Problem details
Look through the data below and output, unchanged, every line from the one holding "What data populates" through the one holding "Read all visible content and emit it as JSON.", inclusive. Skip the pictures.

Provided data
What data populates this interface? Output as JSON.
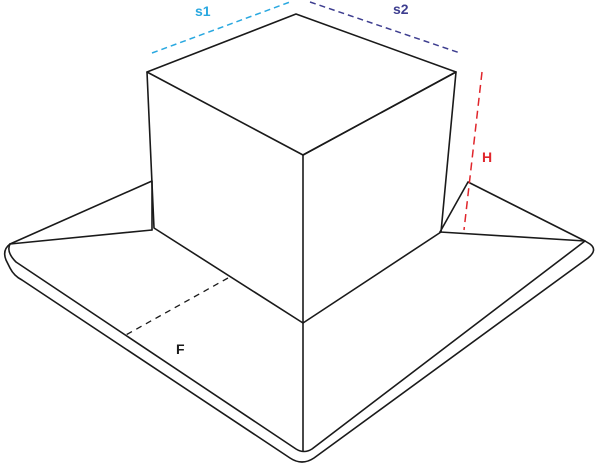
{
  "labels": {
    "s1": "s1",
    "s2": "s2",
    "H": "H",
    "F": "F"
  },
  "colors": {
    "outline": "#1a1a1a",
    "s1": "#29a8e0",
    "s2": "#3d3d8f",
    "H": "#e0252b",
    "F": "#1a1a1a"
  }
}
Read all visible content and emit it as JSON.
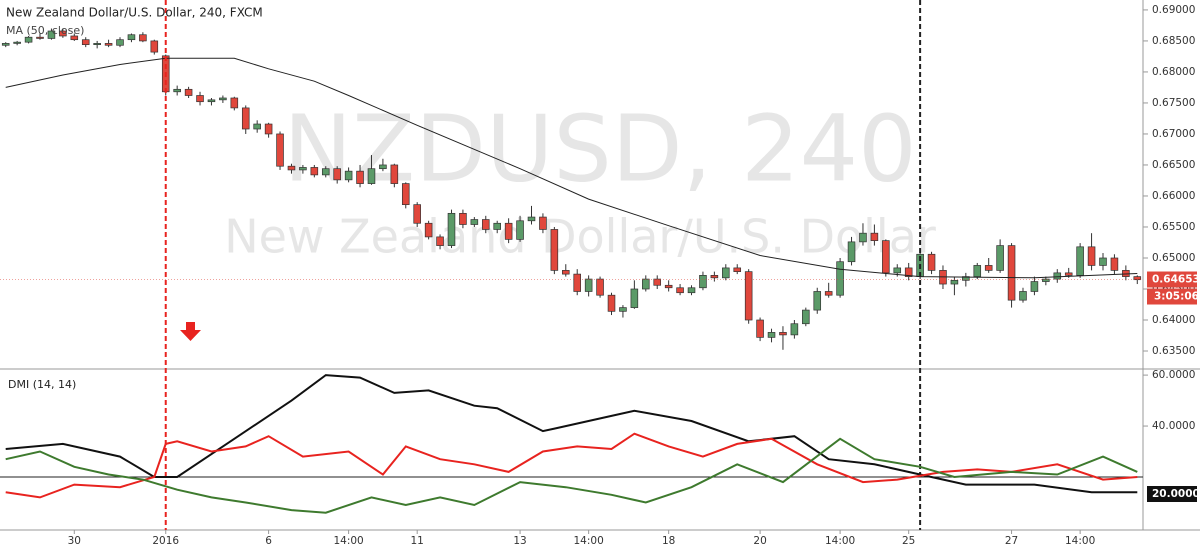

...

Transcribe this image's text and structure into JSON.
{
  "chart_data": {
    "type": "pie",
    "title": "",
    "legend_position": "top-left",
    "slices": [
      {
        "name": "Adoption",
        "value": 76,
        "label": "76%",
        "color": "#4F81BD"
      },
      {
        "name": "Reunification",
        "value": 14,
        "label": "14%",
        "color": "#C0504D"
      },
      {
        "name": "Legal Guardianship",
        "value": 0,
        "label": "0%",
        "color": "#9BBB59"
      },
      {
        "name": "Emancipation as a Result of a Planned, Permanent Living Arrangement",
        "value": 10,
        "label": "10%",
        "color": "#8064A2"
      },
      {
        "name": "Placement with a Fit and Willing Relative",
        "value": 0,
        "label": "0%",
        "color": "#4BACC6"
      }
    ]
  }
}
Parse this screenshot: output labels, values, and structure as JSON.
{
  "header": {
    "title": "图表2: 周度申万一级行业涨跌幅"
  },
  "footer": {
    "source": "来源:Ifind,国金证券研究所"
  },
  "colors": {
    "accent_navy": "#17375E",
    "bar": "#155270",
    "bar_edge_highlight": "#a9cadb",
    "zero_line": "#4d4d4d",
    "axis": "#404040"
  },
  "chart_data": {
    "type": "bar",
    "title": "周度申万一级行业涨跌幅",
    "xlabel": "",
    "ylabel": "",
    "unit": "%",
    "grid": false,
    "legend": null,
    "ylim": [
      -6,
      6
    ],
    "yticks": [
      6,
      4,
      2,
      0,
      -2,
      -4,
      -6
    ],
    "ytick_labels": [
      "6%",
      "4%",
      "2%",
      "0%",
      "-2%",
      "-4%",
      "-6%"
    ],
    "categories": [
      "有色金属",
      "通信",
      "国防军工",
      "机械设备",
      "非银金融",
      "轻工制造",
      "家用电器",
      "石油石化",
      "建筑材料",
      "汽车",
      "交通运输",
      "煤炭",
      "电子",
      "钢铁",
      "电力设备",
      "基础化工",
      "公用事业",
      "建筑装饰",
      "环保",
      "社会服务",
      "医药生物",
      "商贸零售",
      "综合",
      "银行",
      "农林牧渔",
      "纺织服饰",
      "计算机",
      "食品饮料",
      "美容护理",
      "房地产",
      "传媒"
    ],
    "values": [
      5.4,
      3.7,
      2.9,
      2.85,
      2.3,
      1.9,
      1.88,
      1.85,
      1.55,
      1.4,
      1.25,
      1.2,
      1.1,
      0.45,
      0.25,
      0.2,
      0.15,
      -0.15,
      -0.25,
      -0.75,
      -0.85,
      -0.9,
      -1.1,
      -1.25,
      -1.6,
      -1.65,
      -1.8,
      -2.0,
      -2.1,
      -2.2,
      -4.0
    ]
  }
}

...

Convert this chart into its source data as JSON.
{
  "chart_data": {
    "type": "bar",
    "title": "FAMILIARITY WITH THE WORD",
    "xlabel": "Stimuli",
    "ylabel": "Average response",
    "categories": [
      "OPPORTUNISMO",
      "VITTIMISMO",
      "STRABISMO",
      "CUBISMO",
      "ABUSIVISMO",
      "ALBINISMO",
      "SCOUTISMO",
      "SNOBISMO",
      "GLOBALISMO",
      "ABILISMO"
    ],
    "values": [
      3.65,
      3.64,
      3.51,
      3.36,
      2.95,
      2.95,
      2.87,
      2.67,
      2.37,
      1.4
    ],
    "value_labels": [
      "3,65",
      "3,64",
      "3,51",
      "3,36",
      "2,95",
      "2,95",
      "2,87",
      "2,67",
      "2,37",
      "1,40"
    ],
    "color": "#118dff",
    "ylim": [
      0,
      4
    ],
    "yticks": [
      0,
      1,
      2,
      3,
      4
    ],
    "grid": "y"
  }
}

Task output
What data populates this interface? Output as JSON.
{
  "labels": {
    "s1": "s1",
    "s2": "s2",
    "H": "H",
    "F": "F"
  },
  "colors": {
    "outline": "#1a1a1a",
    "s1": "#29a8e0",
    "s2": "#3d3d8f",
    "H": "#e0252b",
    "F": "#1a1a1a"
  }
}
Read all visible content and emit it as JSON.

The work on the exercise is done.